**Goal of the exercise**
In the entries below, find every line with "miliarde" and copy it.

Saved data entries
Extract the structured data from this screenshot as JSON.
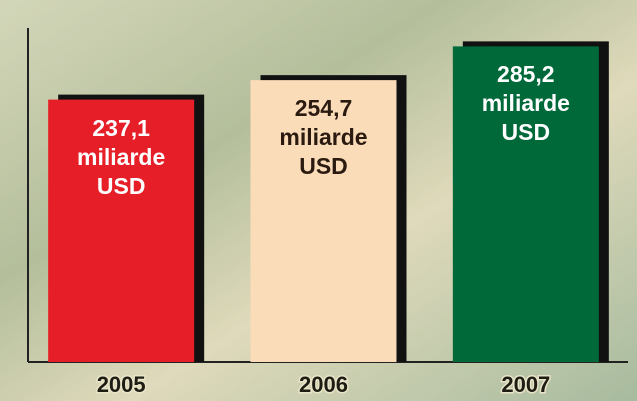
{
  "chart_data": {
    "type": "bar",
    "categories": [
      "2005",
      "2006",
      "2007"
    ],
    "values": [
      237.1,
      254.7,
      285.2
    ],
    "value_labels": [
      "237,1 miliarde USD",
      "254,7 miliarde USD",
      "285,2 miliarde USD"
    ],
    "colors": [
      "#e61e28",
      "#fbdcb9",
      "#00693a"
    ],
    "label_colors": [
      "#ffffff",
      "#2a1a10",
      "#ffffff"
    ],
    "ylim": [
      0,
      300
    ]
  }
}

**Response**
      "237,1 miliarde USD",
      "254,7 miliarde USD",
      "285,2 miliarde USD"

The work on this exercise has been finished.